* [YOUR GOAL]: Using the records that follow, copy every line containing the word "JSON".

* [Records from a dataset]:
──────────

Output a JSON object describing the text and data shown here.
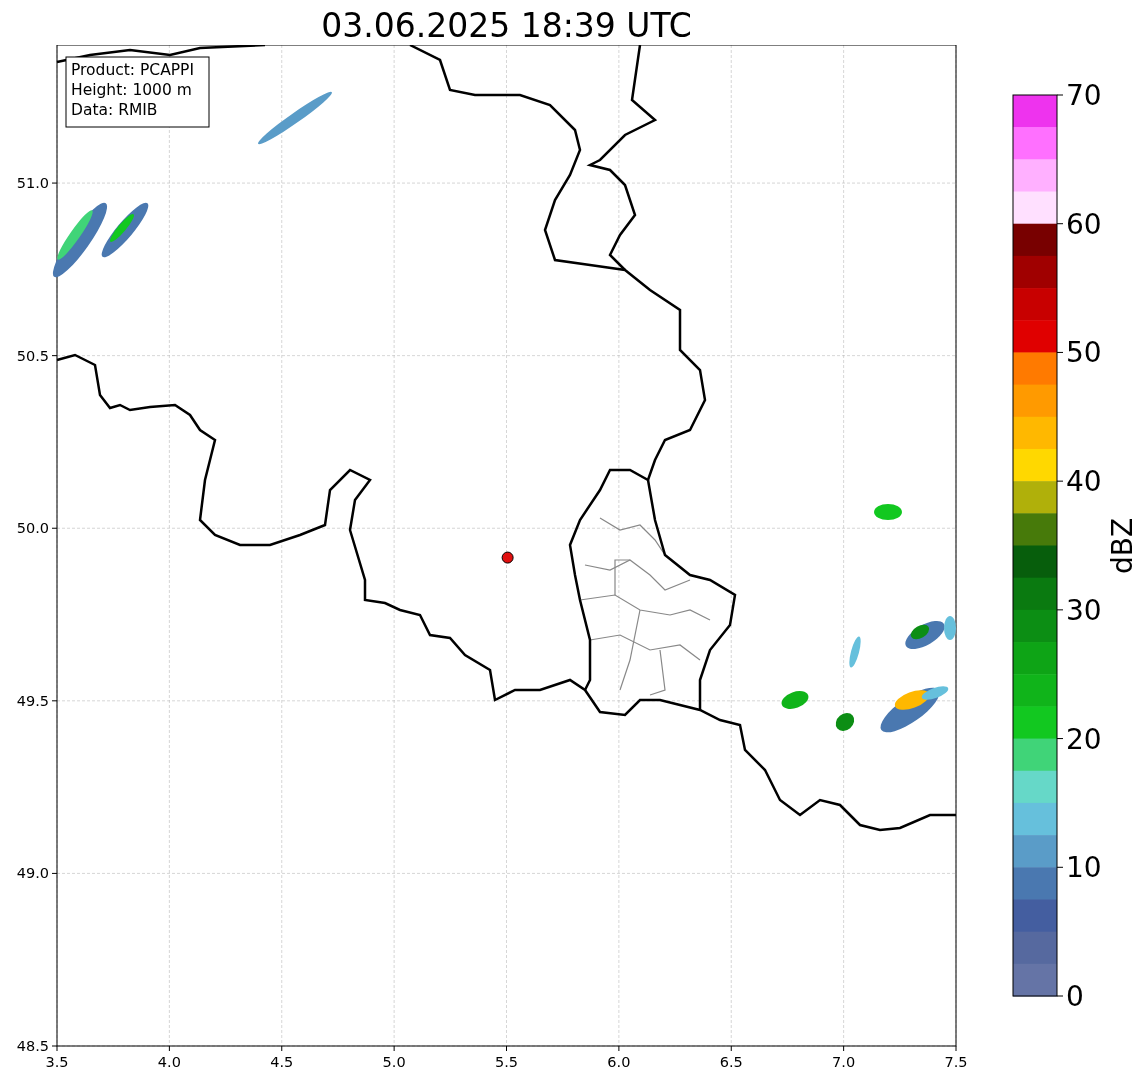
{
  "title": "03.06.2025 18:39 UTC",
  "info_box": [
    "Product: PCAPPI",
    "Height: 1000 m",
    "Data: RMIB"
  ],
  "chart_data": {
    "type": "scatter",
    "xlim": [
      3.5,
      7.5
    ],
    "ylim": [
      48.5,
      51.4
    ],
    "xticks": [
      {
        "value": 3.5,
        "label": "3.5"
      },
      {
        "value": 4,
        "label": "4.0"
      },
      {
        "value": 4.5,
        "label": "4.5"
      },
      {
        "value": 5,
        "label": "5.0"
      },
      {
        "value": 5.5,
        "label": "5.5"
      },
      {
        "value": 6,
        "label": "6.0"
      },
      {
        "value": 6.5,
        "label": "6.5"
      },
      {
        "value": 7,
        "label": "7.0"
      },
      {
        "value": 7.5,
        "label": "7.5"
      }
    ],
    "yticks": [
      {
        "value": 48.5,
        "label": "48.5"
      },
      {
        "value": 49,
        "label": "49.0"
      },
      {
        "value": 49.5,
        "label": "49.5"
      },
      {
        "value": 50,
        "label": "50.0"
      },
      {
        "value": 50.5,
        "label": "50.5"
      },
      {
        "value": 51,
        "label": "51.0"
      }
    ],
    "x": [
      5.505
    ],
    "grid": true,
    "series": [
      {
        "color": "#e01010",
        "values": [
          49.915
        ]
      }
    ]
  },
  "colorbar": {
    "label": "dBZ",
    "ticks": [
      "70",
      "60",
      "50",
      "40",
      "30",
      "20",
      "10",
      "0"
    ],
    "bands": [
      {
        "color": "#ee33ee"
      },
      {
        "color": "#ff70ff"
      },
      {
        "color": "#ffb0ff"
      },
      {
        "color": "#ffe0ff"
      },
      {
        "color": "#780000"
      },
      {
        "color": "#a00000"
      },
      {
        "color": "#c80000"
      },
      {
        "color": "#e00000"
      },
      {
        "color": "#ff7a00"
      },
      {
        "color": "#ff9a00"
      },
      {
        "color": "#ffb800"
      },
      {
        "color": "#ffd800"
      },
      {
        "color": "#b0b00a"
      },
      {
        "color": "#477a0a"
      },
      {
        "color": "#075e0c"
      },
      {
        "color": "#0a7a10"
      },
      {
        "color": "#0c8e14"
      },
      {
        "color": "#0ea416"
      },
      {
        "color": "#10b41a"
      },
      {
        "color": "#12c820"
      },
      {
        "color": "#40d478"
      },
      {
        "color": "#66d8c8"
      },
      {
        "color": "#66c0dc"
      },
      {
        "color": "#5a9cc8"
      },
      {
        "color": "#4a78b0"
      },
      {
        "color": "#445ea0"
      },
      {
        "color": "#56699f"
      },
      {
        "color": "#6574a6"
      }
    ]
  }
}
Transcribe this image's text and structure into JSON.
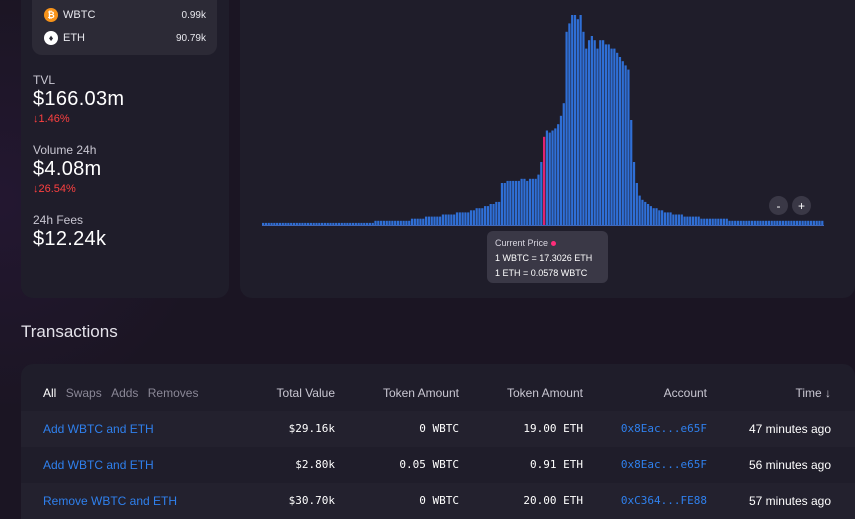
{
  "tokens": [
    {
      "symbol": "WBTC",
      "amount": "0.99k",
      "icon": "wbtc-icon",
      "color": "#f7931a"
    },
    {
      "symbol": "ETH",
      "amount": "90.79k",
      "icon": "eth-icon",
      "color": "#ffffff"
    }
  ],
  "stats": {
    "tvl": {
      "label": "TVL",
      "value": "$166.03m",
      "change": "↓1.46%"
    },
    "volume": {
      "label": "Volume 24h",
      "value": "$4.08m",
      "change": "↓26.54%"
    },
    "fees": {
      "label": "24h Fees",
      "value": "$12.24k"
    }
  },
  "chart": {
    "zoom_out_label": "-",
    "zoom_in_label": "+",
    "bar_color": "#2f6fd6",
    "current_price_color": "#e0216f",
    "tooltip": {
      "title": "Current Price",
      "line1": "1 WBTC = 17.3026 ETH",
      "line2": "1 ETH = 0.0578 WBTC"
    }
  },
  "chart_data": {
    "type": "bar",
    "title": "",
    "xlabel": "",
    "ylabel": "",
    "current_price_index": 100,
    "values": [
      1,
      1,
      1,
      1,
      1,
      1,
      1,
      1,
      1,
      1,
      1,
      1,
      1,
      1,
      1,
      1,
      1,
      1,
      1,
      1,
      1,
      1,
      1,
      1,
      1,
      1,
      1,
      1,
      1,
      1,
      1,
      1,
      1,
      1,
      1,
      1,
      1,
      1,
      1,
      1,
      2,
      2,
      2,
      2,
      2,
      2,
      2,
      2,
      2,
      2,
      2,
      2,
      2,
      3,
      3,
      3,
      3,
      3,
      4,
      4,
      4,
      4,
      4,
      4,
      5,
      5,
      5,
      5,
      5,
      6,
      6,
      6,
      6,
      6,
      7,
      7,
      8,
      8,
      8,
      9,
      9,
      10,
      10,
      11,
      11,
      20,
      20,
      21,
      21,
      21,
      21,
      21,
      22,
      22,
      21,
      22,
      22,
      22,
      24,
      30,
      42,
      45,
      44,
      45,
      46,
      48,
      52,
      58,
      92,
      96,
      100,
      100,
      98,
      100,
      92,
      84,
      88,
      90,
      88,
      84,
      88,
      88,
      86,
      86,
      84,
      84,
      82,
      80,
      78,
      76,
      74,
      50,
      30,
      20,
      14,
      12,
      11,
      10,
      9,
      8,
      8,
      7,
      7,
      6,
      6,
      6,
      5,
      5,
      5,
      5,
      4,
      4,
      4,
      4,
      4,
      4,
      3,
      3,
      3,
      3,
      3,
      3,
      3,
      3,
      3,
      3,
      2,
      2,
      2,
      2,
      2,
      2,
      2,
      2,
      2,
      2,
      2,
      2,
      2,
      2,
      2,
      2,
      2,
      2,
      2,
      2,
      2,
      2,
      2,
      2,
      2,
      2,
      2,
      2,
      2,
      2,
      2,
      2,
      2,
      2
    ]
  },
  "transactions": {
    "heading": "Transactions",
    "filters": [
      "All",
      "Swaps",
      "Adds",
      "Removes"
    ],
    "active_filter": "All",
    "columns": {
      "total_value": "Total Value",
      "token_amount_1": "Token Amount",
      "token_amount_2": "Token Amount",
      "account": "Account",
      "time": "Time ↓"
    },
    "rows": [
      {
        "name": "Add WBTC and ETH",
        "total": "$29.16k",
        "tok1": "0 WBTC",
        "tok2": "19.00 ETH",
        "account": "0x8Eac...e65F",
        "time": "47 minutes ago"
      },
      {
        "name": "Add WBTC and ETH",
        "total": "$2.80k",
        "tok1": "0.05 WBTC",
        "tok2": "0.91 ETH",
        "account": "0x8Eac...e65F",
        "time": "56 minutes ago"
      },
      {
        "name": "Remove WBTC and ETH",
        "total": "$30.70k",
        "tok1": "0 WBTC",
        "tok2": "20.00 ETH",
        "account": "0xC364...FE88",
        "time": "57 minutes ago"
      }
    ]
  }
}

──────────

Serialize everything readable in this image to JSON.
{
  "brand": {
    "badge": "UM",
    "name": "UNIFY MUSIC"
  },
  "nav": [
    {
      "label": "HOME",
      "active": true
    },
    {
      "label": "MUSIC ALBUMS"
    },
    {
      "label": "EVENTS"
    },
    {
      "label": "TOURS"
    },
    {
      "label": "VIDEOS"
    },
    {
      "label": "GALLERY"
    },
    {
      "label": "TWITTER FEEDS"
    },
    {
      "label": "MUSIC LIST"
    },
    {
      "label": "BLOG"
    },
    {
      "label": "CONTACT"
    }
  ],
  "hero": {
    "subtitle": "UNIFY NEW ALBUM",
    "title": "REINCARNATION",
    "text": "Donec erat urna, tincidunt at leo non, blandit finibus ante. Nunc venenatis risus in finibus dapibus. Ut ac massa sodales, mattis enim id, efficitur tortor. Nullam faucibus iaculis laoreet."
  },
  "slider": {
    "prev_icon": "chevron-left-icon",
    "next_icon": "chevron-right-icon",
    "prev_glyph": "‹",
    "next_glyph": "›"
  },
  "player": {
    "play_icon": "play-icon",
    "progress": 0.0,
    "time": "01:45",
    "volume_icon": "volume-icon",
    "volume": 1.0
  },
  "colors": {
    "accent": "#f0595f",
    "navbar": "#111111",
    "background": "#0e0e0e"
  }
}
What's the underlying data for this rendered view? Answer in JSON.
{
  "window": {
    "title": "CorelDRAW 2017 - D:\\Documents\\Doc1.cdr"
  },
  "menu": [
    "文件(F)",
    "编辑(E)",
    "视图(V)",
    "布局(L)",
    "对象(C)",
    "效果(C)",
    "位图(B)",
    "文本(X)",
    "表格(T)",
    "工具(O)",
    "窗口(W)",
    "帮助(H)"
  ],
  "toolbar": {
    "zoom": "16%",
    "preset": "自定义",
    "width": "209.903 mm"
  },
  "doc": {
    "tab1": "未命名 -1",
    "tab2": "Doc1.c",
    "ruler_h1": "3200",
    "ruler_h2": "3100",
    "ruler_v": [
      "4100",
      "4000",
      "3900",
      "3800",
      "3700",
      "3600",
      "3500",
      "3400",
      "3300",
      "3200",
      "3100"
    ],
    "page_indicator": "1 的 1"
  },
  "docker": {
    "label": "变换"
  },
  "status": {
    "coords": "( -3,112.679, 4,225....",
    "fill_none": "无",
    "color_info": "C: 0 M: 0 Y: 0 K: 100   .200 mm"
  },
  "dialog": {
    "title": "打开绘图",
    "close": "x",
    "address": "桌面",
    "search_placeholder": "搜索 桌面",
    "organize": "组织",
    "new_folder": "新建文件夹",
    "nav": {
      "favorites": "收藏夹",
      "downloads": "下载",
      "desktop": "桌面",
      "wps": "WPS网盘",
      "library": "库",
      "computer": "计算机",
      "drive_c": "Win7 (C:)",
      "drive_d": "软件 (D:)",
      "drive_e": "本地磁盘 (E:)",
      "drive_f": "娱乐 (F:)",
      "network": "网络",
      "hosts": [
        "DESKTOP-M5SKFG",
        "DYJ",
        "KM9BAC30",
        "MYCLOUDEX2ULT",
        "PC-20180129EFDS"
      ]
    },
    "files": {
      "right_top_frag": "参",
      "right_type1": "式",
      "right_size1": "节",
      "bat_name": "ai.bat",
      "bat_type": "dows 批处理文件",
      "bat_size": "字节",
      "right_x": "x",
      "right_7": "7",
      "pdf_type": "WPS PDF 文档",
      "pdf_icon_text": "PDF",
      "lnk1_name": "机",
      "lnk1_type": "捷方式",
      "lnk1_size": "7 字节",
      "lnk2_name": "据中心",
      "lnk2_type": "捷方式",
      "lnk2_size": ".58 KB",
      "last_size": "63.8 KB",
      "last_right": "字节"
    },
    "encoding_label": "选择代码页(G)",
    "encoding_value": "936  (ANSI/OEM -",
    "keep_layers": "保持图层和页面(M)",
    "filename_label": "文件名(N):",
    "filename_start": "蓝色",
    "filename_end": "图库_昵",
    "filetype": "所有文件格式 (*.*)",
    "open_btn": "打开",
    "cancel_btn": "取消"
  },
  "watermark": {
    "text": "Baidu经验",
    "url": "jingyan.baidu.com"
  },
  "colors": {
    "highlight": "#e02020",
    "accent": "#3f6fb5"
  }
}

──────────

* [RESPONSE]:
Output a JSON object describing the text and data shown here.
Transcribe this image's text and structure into JSON.
Serialize everything readable in this image to JSON.
What's the underlying data for this rendered view? Answer in JSON.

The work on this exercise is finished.